Pick out all lines of the entries that include the word "налоговый" and copy them.

┌────────

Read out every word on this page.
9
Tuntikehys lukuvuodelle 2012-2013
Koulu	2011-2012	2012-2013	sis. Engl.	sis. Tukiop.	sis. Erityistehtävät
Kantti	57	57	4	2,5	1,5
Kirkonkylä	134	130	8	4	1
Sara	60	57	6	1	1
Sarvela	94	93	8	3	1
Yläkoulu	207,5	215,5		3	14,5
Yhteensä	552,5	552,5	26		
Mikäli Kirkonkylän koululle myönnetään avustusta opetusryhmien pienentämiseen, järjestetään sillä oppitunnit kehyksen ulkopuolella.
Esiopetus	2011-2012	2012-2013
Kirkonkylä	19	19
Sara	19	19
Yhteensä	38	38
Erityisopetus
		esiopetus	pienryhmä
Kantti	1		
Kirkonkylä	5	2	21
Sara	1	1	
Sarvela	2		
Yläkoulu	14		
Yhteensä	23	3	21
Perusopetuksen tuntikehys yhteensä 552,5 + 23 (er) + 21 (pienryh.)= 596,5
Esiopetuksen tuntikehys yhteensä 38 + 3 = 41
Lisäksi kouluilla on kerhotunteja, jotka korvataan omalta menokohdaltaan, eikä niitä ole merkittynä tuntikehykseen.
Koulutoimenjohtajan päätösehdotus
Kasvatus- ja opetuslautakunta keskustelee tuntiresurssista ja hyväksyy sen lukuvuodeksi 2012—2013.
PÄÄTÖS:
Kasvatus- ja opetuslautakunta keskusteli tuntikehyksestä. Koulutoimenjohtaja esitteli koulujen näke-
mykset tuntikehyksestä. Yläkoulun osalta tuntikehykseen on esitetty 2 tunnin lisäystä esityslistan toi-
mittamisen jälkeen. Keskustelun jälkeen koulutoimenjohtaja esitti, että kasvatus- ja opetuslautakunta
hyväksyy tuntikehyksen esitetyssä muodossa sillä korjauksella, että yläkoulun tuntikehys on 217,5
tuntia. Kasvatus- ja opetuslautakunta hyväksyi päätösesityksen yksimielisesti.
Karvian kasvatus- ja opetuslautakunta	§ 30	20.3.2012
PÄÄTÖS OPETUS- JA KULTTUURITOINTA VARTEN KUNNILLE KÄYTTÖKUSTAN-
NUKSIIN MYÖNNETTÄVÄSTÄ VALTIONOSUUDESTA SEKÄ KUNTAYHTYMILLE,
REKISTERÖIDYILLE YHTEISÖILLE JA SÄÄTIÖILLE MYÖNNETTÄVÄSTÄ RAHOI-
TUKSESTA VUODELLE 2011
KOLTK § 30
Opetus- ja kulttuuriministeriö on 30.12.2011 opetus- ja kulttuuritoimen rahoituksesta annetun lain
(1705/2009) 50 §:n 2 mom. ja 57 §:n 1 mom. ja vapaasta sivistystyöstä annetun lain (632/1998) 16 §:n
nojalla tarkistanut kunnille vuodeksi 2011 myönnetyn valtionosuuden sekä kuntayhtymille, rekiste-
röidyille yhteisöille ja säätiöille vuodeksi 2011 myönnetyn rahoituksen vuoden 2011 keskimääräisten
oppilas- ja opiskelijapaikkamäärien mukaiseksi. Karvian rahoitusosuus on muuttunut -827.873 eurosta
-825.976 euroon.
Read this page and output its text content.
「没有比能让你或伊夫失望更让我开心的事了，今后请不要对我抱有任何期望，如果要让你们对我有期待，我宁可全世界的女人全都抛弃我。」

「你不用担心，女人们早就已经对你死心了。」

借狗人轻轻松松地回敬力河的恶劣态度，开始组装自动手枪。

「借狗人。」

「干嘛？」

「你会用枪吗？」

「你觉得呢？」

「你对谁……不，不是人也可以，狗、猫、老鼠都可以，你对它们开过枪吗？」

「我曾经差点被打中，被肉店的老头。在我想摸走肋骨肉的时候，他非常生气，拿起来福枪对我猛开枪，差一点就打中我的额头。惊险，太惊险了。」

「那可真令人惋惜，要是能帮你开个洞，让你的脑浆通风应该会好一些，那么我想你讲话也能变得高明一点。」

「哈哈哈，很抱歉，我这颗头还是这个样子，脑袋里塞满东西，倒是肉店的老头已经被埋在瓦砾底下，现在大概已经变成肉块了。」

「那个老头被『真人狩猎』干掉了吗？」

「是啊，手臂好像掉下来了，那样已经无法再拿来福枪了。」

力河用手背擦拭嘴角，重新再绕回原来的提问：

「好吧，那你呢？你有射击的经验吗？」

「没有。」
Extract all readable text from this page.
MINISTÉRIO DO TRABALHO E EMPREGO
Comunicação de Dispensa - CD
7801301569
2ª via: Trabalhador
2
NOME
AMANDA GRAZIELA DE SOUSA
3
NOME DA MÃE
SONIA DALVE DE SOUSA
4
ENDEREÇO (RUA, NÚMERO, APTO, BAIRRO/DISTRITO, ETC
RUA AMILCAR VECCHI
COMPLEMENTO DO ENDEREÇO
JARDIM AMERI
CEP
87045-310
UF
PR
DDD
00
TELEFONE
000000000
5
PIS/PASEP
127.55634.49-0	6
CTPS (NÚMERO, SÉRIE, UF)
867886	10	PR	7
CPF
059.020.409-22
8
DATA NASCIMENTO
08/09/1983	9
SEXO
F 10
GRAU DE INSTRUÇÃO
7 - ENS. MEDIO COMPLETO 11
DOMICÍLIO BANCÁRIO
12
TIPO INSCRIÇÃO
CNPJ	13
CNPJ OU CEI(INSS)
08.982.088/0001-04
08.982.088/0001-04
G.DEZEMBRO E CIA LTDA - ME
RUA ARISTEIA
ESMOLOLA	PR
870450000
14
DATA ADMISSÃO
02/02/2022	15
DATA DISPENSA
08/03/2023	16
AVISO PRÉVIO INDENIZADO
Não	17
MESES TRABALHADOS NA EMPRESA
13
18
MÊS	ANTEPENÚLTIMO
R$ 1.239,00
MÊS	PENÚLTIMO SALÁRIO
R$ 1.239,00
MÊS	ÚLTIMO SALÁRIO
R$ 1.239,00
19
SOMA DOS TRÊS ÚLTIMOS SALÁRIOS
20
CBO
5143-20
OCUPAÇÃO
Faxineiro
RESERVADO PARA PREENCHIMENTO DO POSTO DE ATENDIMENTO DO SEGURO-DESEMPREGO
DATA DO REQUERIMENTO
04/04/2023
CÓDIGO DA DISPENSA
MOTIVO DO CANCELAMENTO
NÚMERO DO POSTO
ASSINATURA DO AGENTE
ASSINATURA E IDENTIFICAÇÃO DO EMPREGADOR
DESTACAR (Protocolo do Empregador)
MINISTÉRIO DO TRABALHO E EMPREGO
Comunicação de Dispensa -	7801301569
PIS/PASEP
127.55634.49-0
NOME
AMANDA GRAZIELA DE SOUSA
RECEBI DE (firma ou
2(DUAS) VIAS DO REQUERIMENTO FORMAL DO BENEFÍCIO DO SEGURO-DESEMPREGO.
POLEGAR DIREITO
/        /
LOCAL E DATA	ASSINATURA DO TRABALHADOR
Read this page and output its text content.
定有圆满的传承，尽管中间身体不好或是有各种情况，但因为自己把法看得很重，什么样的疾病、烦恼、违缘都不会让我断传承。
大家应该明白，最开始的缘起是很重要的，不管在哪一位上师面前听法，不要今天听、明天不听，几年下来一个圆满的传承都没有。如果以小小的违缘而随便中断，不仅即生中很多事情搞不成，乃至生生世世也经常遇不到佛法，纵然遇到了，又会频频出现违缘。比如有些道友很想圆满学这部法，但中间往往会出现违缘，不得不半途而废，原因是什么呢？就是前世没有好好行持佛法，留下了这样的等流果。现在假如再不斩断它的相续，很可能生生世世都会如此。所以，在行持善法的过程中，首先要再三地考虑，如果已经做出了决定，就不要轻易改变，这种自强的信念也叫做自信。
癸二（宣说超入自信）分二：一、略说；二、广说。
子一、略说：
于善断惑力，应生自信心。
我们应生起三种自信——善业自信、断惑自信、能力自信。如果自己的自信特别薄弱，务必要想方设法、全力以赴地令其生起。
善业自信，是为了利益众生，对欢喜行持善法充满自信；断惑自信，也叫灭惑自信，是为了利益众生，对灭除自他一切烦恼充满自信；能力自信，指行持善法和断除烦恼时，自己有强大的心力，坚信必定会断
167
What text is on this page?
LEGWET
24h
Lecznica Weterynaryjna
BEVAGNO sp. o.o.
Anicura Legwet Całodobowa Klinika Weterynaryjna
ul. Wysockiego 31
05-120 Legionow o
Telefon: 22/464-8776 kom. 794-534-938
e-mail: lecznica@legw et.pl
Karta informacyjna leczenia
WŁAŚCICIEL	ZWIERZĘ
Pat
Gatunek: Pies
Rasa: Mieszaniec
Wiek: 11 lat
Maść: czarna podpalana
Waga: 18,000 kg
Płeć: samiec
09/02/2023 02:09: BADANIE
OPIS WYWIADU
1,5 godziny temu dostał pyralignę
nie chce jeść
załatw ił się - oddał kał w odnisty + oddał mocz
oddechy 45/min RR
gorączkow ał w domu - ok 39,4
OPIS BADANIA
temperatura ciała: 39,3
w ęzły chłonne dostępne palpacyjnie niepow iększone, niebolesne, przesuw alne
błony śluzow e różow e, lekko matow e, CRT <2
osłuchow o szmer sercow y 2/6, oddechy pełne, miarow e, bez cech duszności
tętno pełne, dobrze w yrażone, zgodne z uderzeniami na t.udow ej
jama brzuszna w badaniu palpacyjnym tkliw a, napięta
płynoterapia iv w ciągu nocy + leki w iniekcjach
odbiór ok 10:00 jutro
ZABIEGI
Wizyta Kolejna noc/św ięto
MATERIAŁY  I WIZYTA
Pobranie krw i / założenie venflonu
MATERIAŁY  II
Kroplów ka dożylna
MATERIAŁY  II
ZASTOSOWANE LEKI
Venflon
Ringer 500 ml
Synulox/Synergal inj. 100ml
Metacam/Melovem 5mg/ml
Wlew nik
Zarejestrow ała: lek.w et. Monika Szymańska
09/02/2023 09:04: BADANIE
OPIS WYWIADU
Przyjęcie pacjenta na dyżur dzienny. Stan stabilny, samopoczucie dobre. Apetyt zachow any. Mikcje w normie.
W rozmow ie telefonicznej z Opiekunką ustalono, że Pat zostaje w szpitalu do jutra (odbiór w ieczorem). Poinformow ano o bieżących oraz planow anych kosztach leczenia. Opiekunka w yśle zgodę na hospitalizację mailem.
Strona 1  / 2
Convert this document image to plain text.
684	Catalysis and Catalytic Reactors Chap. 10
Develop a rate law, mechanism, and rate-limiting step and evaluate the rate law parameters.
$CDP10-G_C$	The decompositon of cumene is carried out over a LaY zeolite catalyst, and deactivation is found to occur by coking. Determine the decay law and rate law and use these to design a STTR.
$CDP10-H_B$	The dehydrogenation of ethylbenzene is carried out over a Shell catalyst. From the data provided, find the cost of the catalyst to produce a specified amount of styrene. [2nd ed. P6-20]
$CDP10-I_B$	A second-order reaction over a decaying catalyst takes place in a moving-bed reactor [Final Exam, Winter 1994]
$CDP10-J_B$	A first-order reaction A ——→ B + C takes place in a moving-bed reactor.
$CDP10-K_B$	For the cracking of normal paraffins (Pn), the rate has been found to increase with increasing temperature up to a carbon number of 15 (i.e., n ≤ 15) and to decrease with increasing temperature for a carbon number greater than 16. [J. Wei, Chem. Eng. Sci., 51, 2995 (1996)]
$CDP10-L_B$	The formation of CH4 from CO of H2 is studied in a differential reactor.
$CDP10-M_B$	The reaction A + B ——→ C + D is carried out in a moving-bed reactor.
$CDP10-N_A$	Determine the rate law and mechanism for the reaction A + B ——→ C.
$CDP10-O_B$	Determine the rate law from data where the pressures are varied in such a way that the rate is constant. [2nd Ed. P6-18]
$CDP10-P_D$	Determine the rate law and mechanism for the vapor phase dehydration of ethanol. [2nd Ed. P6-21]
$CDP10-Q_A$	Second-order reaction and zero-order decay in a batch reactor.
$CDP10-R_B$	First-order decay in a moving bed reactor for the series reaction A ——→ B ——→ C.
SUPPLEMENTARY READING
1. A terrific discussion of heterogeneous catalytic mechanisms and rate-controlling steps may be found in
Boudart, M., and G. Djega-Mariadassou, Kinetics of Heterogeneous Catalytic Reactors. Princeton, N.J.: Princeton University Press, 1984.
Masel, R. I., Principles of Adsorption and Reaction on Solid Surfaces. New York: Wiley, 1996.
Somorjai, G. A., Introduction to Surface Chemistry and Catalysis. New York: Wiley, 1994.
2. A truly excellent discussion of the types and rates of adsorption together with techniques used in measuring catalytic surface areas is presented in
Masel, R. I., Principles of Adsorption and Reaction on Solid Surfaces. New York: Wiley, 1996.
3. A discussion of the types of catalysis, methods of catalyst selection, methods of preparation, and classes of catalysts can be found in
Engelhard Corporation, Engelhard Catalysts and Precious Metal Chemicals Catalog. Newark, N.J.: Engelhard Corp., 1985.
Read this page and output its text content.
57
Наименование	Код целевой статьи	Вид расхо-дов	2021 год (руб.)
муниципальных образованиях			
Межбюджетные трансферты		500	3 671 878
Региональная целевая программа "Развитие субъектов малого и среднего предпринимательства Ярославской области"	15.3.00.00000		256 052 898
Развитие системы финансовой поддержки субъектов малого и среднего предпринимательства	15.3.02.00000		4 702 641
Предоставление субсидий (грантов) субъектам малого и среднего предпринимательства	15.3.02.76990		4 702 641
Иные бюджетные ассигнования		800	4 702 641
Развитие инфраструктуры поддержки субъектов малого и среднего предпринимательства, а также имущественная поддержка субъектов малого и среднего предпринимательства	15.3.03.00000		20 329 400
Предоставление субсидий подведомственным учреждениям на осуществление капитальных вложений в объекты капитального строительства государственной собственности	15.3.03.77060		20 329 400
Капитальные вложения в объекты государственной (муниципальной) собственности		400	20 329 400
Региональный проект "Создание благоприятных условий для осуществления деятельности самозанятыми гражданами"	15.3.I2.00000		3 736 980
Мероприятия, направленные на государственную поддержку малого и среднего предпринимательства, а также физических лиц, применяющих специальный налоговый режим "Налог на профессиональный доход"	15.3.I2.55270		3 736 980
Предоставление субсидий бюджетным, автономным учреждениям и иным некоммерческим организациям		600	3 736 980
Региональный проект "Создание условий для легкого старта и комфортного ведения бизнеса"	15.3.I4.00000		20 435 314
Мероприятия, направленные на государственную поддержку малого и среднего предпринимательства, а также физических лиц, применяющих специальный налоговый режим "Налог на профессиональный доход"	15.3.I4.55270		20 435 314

└────────

▶ **Right answer**
Мероприятия, направленные на государственную поддержку малого и среднего предпринимательства, а также физических лиц, применяющих специальный налоговый режим "Налог на профессиональный доход"	15.3.I2.55270		3 736 980
Мероприятия, направленные на государственную поддержку малого и среднего предпринимательства, а также физических лиц, применяющих специальный налоговый режим "Налог на профессиональный доход"	15.3.I4.55270		20 435 314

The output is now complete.